Compiti da svolgere
(1) Ricopia parola per parola, dal brano sulla sentenza del Tribunale di Forlì, il tratto che va da "La CTU acclarò" fino a "favore della correntista.".
(2) Quali sigle scritte interamente in lettere maiuscole compaiono nel brano sulla sentenza del Tribunale di Forlì? Elencale tutte, ciascuna una sola volta.
____ Brano citato
All’esito di tali ricognizioni erano stabilite le modalità di rientro dall’esposizione debitoria e venivano concesse dal cliente a favore della banca, ulteriori garanzie, rispetto a quelle già rilasciate.

La perizia econometrica acclarò, ovviamente, la non rispondenza alla realtà del saldo indicato nel piano di rientro, rendendo così possibile la contestazione integrale di quest’ultimo.

 

 La sentenza di primo grado

Il Tribunale di Forlì ha riconosciuto la fondatezza delle contestazioni poste in essere dalla società correntista.

La CTU prese in considerazione diverse ipotesi di calcolo, alcune delle quali ritenevano legittime le condizioni praticate dalla banca, proprio in base al piano di rientro.

Il Giudice di prime cure ritenne che il piano di rientro non avrebbe potuto sanare i vizi e le illegittimità contrattuali eccepiti dalla correntista: “La dichiarata nullità sussiste ancorché l’attrice si sia determinata a concludere un contratto di apertura di credito finalizzato al rientro del debito maturato nei rapporti di conto corrente in questione”.

Né al piano di rientro “poteva attribuirsi efficacia sanante del contratto parzialmente nullo, fattispecie peraltro neppure prevista dall’ordinamento”. (Cfr Trib. Forlì Sent. 168/2011 Dott. F. Cortesi)

Il Tribunale ha ritenuto così di accogliere l’ipotesi computistica sviluppata dal CTU che escludeva tutti gli addebiti effettuati dalla banca per intererssi ultralegali, spese, CMS giorni valuta, e ricalcolava il saldo, sia sull’apertura di credito in conto ordinario che sul conto anticipi SBF, applicando unicamente il tasso minimo dei BOT ai sensi dell’art. 117 TUB.

 

La questione anatocismo

La CTU acclarò la presenza di interessi anatocistici ed il Giudice ne dispose l’eliminazione anche successivamente al 2000 ritenendo che “ogni previsione anatocistica, pur se introdotta in modo conforme alle disposizioni del CICR deve considerarsi peggiorativa, per cui non essendo sufficiente la comunicazione del mero adeguamento, approvazione espressa di cui, come rilevato dal CTU, non vi è prova”. (Cfr Trib. Forlì Sent. 168/2011 Dott. F. Cortesi)

All’esito di tutte tali considerazioni il Tribunale ha dichiarato l’inesistenza dell’esposizione debitoria oggetto di rientro e la presenza di un credito di oltre € 27’000,00 a favore della correntista.
________
____ Dati forniti
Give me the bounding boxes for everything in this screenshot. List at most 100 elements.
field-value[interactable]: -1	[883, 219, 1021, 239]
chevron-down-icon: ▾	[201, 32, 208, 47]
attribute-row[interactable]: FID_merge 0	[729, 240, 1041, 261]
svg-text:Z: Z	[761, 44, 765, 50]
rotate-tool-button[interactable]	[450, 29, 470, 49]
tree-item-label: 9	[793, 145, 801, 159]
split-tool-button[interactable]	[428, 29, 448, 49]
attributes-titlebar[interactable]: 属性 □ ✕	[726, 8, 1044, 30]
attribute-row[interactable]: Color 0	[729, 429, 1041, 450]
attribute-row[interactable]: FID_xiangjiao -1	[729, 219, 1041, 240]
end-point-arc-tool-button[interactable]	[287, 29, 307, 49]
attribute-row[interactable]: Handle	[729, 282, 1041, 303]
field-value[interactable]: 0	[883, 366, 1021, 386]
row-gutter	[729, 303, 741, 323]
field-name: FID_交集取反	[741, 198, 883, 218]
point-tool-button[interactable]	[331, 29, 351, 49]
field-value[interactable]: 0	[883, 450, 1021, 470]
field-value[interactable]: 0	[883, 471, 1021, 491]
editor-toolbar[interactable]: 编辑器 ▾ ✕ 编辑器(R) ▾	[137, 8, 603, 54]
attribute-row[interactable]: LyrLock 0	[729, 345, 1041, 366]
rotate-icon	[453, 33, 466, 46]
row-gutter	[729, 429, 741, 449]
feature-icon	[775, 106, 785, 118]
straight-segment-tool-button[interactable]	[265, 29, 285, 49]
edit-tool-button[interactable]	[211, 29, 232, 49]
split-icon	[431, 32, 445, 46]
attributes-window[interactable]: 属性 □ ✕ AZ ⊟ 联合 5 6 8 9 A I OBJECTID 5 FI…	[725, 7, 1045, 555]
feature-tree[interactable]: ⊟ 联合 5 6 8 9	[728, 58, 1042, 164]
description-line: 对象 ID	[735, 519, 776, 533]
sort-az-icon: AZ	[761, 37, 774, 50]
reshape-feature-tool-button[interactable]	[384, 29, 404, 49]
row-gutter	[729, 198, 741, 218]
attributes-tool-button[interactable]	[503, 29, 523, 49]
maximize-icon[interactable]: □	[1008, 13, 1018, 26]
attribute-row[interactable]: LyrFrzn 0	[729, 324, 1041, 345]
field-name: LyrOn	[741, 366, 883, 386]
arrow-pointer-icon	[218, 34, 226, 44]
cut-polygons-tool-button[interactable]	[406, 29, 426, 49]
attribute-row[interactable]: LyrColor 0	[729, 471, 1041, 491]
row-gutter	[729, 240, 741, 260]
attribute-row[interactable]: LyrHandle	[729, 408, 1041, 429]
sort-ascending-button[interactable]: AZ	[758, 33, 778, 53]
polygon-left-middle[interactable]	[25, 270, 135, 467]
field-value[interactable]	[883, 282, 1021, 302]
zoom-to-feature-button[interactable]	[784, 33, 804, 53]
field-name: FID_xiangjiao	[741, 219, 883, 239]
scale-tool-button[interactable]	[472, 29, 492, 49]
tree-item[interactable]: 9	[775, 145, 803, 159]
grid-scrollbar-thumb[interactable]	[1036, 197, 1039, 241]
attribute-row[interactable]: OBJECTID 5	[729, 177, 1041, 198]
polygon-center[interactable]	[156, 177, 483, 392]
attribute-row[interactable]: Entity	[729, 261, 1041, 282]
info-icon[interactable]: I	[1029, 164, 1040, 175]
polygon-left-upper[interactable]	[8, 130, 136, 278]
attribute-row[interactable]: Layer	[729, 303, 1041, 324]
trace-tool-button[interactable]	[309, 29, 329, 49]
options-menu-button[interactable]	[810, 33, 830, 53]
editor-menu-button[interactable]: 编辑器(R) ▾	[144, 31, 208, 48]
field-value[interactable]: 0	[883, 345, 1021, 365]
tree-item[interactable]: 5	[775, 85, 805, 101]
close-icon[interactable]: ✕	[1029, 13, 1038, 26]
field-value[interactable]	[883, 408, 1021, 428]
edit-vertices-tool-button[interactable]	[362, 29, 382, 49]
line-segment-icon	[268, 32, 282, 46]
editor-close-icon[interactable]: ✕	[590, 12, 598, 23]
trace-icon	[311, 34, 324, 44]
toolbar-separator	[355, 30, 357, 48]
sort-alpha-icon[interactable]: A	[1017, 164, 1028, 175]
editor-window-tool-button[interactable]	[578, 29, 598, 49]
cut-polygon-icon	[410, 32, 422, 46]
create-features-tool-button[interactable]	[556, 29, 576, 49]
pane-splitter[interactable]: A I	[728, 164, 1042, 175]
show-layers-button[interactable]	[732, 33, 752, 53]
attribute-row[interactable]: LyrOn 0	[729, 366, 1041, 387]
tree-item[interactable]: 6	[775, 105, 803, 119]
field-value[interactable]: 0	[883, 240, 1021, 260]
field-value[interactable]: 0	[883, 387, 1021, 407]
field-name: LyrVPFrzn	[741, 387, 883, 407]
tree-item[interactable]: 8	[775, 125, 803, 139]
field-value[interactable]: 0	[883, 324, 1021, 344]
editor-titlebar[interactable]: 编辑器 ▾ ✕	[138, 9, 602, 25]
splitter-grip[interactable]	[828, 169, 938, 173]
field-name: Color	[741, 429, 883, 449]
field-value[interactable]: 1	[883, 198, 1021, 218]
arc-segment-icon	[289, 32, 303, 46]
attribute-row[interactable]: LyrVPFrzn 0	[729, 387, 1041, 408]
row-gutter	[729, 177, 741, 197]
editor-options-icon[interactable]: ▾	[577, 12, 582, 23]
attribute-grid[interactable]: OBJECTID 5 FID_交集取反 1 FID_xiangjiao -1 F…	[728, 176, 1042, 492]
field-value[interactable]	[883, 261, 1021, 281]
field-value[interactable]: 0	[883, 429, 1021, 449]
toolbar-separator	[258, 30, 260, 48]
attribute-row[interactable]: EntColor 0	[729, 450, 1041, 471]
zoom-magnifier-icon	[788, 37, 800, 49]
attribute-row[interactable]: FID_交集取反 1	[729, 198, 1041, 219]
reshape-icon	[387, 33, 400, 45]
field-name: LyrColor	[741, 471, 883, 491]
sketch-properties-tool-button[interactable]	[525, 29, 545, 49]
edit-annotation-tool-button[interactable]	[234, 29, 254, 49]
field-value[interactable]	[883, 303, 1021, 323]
________
Risultati per compito
(1)
La CTU acclarò la presenza di interessi anatocistici ed il Giudice ne dispose l’eliminazione anche successivamente al 2000 ritenendo che “ogni previsione anatocistica, pur se introdotta in modo conforme alle disposizioni del CICR deve considerarsi peggiorativa, per cui non essendo sufficiente la comunicazione del mero adeguamento, approvazione espressa di cui, come rilevato dal CTU, non vi è prova”. (Cfr Trib. Forlì Sent. 168/2011 Dott. F. Cortesi)

All’esito di tutte tali considerazioni il Tribunale ha dichiarato l’inesistenza dell’esposizione debitoria oggetto di rientro e la presenza di un credito di oltre € 27’000,00 a favore della correntista.

(2) CTU, CMS, SBF, BOT, TUB, CICR